**DATA LISTING**

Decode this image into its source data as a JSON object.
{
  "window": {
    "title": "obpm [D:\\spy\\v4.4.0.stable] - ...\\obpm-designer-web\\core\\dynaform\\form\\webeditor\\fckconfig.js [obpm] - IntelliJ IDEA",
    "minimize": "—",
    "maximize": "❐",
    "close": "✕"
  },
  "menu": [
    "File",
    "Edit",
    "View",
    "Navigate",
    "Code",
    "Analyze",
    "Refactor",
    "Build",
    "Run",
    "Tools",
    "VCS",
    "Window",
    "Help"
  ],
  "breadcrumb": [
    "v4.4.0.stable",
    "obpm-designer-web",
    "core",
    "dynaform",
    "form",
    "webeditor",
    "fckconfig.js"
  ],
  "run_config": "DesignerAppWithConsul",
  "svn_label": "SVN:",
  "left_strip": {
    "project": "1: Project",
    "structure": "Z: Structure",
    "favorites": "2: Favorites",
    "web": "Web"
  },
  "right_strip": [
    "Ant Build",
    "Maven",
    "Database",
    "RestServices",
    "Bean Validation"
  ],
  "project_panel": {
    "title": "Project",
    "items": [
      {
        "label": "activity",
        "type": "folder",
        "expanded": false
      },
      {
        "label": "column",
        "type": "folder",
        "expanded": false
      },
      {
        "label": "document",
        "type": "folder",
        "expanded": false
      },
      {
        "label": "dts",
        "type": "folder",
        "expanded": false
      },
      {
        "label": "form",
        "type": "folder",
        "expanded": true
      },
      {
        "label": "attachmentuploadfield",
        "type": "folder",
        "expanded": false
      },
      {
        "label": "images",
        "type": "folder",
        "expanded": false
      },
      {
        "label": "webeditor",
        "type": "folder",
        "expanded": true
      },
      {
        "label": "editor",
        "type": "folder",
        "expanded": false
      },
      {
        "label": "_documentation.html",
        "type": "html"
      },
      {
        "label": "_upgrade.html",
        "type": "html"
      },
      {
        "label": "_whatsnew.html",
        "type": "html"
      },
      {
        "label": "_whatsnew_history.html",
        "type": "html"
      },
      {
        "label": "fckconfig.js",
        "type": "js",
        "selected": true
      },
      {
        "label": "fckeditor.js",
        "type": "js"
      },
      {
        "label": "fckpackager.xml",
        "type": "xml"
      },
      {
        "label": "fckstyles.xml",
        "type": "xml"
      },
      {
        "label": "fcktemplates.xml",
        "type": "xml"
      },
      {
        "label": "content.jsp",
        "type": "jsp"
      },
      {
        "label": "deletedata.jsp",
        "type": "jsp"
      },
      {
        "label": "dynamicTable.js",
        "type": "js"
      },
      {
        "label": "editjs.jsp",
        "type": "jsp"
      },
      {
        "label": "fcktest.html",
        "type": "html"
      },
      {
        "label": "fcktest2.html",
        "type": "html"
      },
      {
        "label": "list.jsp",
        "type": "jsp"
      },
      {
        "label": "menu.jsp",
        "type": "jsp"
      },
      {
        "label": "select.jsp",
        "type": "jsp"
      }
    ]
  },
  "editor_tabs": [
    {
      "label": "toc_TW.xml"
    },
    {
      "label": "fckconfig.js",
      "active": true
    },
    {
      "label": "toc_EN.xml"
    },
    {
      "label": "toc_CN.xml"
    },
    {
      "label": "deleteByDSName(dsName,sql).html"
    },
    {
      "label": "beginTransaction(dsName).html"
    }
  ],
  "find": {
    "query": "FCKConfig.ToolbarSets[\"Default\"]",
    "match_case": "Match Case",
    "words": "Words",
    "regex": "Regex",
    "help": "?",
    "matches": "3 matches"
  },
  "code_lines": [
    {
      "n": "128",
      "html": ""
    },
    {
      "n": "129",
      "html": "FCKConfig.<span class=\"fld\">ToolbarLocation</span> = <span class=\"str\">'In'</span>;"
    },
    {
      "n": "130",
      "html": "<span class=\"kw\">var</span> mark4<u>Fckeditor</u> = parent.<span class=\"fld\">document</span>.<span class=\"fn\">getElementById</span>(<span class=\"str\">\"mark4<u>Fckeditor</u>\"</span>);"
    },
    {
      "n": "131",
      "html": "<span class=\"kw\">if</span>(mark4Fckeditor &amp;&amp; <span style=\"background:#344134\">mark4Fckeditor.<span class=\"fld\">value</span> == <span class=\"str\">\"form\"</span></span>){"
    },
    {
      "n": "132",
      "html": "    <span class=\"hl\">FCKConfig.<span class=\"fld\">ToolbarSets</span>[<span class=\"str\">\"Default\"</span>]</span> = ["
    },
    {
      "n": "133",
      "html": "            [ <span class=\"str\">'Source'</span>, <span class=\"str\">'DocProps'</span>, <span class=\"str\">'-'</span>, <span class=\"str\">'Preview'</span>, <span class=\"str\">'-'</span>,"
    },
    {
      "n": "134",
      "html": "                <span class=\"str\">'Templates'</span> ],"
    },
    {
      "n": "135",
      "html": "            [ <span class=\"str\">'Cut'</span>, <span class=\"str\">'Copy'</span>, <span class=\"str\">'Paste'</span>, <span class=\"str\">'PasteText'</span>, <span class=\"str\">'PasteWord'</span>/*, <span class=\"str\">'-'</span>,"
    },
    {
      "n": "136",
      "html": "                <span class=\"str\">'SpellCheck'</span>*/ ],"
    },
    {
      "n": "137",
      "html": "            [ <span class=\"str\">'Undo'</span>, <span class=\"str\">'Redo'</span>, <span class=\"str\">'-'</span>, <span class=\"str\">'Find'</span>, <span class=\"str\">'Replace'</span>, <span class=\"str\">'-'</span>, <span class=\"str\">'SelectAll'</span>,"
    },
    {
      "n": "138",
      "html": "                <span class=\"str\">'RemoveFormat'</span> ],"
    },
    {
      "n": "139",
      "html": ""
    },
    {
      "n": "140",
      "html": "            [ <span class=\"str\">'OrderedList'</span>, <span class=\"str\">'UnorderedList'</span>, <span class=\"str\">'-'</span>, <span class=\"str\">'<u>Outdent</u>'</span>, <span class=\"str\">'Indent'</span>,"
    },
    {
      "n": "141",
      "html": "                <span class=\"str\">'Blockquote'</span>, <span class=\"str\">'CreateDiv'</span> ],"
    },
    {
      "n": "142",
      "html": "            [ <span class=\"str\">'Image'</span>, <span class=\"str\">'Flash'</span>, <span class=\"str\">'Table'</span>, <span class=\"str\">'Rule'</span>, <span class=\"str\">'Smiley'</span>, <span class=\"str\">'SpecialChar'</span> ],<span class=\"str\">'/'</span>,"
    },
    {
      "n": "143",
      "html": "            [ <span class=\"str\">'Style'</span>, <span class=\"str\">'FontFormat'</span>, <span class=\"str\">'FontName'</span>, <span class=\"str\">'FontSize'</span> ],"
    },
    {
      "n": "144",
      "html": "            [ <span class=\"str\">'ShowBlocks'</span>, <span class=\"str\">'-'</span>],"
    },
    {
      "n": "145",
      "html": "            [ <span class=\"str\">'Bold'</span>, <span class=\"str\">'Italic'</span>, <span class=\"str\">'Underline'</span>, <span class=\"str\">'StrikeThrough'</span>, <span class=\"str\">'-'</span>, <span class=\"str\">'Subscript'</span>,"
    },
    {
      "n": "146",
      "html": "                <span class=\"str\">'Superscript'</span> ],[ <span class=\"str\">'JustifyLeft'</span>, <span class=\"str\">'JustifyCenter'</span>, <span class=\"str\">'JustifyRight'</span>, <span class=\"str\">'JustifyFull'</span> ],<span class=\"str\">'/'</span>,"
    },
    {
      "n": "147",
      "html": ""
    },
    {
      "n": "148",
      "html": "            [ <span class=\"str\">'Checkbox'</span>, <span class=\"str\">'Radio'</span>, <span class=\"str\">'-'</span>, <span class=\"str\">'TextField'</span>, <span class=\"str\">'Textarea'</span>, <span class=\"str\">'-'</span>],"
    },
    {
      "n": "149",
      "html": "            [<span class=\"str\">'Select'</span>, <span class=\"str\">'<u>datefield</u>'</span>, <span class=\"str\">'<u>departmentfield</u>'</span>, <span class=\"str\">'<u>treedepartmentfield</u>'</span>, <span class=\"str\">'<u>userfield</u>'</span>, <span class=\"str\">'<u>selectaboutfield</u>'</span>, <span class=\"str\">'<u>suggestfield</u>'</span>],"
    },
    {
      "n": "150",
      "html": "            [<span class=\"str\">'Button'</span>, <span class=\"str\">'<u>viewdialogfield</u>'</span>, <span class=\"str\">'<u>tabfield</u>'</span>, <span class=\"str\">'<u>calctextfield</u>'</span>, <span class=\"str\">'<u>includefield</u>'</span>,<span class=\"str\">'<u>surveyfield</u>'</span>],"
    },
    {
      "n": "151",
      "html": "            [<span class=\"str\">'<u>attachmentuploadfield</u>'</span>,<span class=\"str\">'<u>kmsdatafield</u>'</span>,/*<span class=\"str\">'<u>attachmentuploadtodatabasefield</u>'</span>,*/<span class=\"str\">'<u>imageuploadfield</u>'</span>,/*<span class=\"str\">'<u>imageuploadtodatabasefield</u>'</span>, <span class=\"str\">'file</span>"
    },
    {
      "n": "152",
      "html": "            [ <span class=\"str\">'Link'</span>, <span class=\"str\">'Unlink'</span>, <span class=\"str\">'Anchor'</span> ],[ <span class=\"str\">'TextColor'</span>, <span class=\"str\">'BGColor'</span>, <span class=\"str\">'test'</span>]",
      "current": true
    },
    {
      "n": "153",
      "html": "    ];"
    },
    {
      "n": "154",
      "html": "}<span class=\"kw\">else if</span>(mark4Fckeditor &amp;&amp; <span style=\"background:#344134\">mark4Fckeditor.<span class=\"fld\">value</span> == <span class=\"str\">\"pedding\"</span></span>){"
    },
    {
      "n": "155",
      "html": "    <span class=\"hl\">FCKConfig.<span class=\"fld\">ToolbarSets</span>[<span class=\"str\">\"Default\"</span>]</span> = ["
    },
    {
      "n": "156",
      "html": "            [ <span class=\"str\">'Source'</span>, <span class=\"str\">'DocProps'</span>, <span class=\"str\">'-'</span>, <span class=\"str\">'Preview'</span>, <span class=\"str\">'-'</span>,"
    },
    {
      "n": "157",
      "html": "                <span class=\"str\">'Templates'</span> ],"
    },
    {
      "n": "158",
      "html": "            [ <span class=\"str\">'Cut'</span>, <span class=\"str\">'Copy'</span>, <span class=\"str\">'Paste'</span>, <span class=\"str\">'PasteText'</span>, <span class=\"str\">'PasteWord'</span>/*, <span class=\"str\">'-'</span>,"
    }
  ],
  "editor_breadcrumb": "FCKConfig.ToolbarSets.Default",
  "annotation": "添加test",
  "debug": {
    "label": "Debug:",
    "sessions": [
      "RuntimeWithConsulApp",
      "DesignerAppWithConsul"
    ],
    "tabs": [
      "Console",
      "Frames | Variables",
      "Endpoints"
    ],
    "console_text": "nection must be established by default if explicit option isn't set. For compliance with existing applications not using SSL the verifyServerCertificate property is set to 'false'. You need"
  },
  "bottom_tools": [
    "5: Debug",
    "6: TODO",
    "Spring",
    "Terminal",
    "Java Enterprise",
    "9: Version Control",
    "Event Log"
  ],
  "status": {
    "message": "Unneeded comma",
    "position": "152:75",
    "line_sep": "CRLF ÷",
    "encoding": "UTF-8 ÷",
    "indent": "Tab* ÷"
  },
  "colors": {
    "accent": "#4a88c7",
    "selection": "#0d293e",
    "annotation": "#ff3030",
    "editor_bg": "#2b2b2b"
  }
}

**TASK TO COMPLETE**
Copy every line of the listing that includes the string "annotation".

**RESPONSE TO THIS TASK**
  "annotation": "添加test",
    "annotation": "#ff3030",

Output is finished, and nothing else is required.